[Data excerpts]
§ §

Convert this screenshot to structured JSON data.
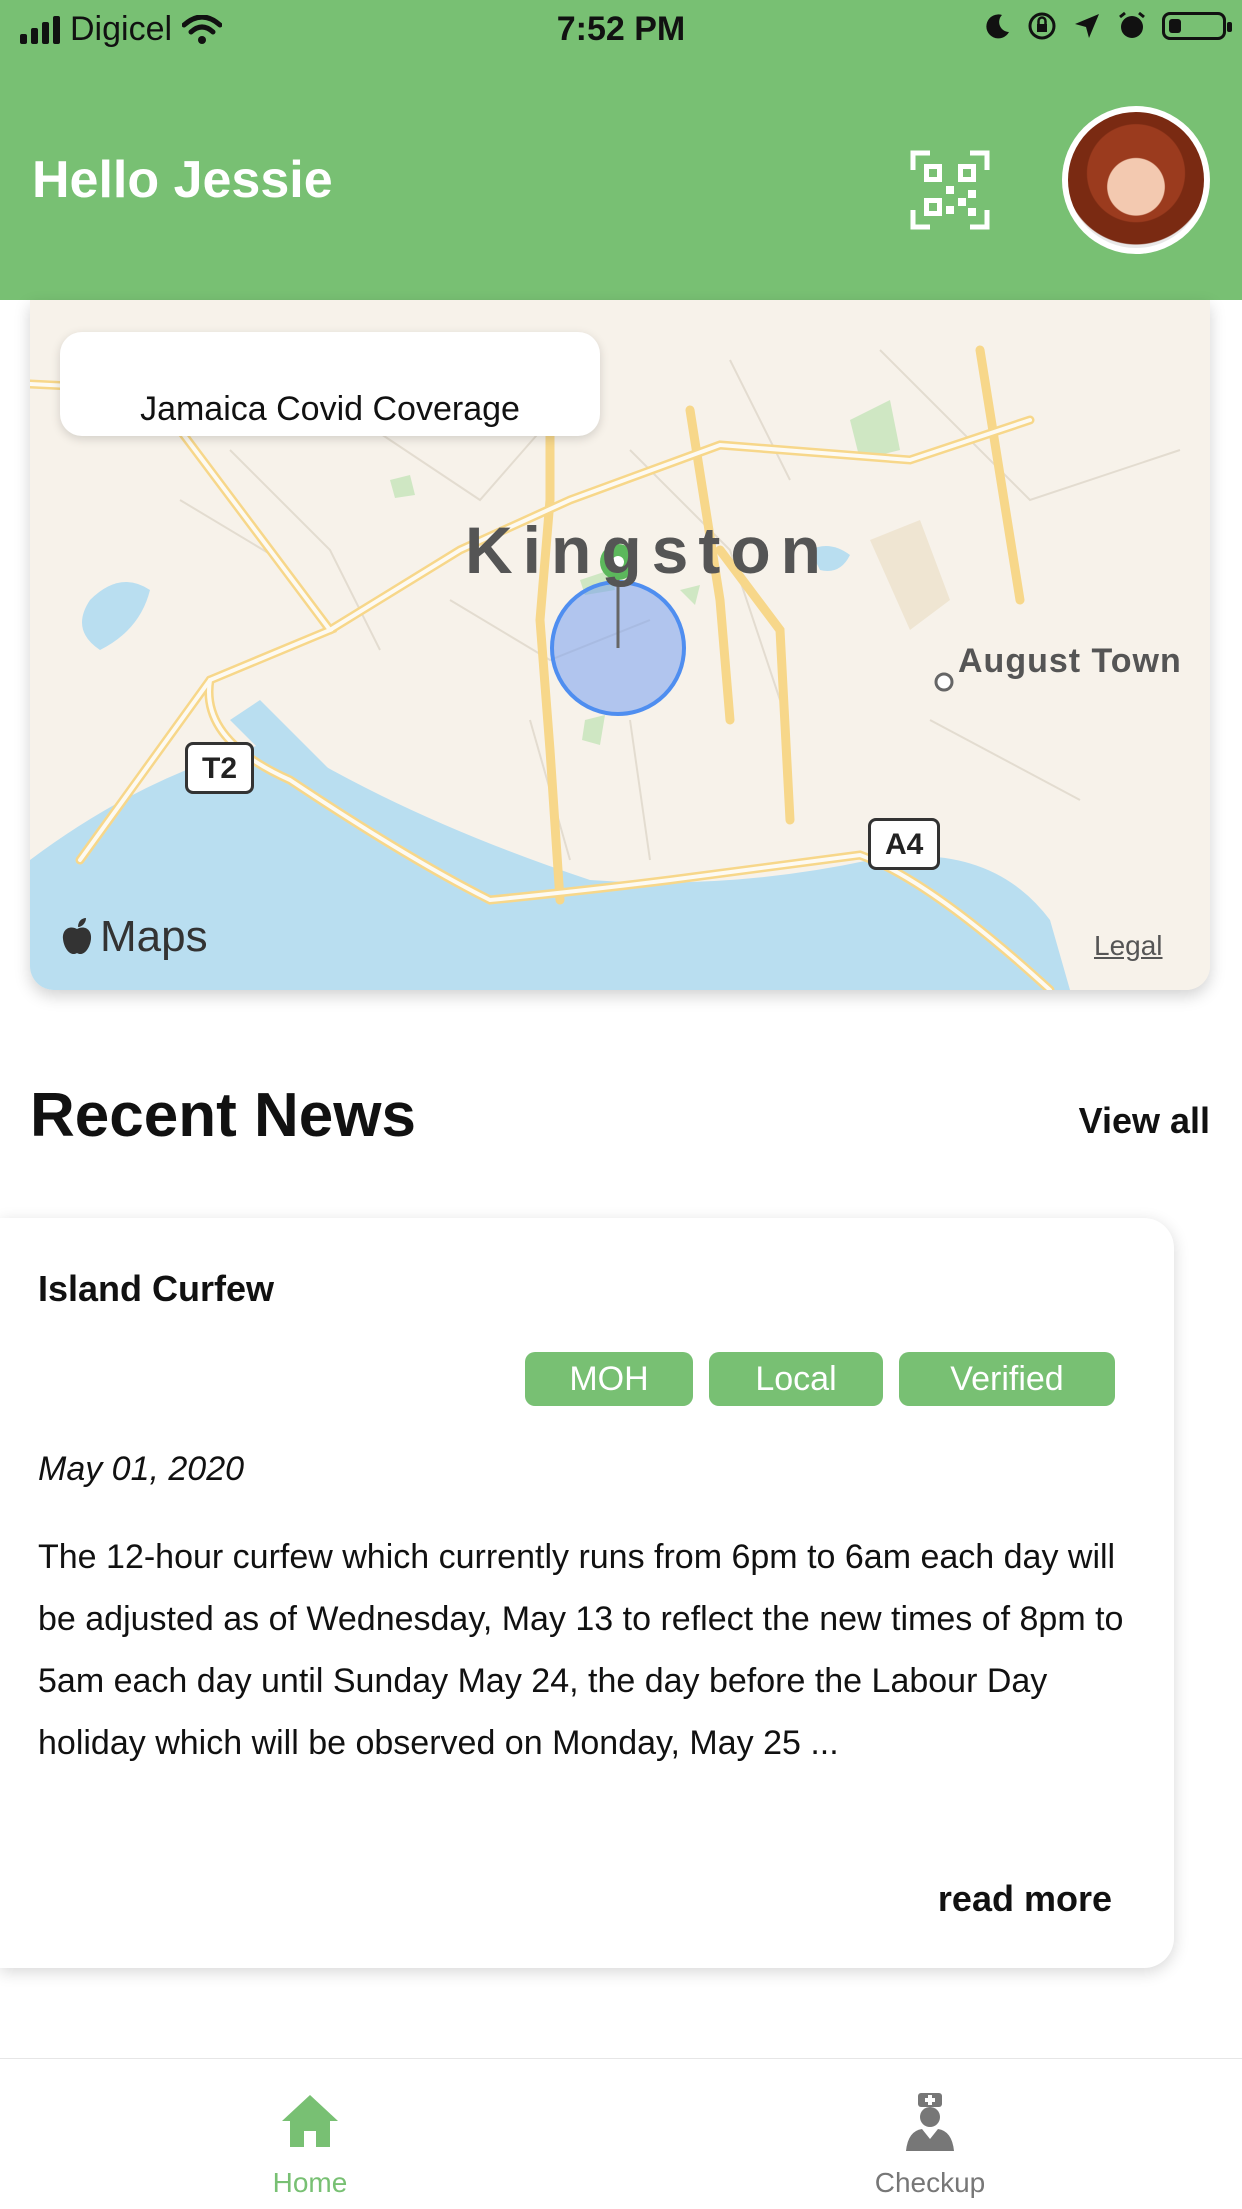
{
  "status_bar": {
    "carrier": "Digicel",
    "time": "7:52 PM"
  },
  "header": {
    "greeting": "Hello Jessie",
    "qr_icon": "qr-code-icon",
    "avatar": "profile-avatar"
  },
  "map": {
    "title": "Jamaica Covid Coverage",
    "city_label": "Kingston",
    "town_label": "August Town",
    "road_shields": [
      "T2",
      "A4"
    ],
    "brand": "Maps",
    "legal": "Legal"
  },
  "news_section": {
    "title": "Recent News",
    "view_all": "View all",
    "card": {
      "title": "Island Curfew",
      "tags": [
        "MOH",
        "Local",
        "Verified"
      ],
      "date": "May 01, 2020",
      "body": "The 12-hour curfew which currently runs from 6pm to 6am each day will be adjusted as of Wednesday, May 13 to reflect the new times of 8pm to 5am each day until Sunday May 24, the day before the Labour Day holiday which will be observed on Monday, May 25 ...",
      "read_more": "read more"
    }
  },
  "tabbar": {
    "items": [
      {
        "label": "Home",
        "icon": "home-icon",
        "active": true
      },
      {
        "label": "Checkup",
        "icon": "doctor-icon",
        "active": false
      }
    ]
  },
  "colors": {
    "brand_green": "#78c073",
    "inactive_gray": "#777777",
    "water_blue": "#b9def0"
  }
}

§ §

Instructions to follow: Take every line from the records above that has the word "icon" and copy it.

Output for this exercise:
    "qr_icon": "qr-code-icon",
        "icon": "home-icon",
        "icon": "doctor-icon",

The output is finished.